*** Opening of SOURCE DATA ***

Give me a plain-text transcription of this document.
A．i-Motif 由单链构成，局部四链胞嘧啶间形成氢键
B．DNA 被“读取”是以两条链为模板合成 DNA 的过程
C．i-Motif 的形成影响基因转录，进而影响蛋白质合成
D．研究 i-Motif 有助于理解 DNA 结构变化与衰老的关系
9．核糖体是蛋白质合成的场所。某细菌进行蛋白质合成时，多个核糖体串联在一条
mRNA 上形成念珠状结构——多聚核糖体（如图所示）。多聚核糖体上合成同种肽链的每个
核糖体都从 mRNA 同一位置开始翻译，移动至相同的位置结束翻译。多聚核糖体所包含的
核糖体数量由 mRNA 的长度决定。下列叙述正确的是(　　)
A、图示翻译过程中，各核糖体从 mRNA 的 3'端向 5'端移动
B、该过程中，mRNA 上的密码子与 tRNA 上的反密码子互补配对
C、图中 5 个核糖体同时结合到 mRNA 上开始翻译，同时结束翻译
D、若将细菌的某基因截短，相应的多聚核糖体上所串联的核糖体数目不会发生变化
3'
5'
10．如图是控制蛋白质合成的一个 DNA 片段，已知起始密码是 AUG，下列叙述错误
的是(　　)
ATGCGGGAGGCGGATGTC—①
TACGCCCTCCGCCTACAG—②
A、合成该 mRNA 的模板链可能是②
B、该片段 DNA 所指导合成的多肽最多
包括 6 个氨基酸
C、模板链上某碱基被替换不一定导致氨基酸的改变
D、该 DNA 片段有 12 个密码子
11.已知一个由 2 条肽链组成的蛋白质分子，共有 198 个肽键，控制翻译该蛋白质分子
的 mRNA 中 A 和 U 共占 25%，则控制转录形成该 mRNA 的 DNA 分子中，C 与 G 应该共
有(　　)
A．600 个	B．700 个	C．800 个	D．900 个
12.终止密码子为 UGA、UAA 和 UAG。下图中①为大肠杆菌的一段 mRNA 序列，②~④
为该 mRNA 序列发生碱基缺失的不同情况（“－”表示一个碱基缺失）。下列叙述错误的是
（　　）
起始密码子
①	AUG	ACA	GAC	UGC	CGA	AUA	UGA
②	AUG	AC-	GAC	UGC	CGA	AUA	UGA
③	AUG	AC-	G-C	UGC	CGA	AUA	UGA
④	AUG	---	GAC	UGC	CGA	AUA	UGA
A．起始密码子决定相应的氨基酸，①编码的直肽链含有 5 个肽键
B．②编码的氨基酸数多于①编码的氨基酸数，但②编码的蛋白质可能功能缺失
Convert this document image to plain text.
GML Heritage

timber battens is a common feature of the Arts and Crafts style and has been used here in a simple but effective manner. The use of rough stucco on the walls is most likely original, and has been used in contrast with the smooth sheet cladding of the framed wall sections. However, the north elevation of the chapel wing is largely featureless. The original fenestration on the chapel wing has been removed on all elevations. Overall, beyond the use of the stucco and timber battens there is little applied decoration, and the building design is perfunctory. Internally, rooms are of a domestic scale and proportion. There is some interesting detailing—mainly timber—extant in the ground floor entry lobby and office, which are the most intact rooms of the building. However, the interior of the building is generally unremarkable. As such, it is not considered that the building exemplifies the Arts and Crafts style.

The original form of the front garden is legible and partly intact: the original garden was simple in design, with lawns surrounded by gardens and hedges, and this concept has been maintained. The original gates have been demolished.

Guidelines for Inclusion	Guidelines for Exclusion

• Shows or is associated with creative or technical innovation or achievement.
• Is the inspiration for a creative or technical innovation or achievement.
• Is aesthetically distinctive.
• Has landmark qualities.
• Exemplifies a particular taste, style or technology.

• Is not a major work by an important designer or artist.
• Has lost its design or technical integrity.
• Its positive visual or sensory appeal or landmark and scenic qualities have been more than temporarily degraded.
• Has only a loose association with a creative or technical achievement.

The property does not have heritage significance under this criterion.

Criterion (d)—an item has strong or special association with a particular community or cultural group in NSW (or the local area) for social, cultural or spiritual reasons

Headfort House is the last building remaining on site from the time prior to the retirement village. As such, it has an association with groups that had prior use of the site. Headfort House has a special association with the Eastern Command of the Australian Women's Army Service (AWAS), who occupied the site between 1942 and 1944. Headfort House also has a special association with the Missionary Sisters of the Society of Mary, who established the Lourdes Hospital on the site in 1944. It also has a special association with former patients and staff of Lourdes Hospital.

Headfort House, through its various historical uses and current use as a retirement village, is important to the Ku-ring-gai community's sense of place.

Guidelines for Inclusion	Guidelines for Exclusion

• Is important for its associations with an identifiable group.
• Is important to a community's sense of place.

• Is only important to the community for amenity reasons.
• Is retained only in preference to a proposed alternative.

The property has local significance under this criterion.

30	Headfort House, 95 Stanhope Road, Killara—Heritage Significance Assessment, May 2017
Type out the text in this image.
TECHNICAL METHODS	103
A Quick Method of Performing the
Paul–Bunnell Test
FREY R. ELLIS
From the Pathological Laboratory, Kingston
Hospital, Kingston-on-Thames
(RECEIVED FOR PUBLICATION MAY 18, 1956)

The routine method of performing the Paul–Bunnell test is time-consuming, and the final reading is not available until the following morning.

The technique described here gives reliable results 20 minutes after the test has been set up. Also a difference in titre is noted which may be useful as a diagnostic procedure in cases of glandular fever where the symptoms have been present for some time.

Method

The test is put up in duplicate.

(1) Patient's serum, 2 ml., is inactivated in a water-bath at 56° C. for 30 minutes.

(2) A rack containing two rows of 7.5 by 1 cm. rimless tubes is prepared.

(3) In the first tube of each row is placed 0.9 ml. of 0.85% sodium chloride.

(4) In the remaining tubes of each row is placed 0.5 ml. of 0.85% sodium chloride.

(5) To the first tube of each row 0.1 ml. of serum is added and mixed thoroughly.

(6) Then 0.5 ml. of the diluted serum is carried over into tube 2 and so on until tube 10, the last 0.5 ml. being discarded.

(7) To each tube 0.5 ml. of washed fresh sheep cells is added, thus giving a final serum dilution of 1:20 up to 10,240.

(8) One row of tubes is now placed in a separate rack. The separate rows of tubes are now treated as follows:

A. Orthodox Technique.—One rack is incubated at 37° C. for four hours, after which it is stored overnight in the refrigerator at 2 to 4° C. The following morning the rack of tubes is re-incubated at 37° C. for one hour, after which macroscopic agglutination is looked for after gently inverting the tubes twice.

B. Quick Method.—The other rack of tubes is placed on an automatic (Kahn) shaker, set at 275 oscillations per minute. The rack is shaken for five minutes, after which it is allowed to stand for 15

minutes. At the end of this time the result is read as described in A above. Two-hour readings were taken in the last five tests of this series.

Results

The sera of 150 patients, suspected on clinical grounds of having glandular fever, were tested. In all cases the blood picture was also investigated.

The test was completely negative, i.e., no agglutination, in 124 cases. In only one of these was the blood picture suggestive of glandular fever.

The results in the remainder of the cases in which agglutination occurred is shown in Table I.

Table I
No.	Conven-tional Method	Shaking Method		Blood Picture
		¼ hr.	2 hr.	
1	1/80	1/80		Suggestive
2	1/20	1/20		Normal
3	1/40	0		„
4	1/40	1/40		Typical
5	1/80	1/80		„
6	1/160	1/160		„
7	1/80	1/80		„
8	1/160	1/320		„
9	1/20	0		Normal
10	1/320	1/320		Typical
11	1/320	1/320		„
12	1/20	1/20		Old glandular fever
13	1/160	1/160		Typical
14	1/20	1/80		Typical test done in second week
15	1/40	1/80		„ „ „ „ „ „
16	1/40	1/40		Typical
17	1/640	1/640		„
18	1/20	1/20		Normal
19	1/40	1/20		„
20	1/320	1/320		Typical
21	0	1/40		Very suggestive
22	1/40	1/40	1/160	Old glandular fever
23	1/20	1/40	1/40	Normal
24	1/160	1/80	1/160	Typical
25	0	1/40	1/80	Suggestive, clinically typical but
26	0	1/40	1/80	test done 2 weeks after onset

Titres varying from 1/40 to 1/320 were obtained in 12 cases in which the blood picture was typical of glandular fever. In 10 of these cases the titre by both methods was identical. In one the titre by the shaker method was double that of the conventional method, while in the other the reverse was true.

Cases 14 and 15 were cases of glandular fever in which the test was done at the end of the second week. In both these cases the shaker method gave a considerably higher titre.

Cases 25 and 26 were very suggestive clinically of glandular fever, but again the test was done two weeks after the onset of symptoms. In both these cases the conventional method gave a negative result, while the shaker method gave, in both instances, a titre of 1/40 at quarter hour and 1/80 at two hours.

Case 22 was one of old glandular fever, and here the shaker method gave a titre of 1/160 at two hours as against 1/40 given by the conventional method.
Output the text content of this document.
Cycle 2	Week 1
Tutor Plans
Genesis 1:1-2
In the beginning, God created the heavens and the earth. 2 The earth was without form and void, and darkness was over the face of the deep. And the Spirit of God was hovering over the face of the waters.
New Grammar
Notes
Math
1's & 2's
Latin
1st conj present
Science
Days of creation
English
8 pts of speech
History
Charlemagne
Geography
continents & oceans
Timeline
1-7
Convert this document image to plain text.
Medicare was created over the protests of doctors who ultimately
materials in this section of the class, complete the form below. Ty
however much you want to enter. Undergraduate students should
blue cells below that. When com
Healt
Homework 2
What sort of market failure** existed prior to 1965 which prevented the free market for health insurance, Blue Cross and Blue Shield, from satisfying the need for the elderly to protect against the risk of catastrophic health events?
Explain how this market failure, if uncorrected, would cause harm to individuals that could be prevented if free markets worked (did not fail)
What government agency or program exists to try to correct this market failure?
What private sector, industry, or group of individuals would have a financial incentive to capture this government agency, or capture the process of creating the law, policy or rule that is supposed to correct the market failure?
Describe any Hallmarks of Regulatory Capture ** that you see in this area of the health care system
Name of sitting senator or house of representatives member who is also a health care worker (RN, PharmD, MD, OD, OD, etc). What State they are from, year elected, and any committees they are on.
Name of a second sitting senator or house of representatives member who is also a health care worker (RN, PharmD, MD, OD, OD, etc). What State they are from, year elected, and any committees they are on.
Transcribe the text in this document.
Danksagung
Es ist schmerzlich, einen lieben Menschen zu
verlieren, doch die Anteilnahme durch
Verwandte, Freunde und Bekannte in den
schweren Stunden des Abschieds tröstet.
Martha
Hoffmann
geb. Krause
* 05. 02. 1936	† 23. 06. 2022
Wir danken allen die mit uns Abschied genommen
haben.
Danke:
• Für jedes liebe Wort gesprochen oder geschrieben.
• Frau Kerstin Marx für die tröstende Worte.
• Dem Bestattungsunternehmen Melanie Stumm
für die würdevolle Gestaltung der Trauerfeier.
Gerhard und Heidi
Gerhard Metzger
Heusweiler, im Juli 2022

*** Close of SOURCE DATA ***

**TASK BRIEF**
State how many lines of the records hold the string "Motif", and nothing else.

**EXERCISE RESPONSE**
3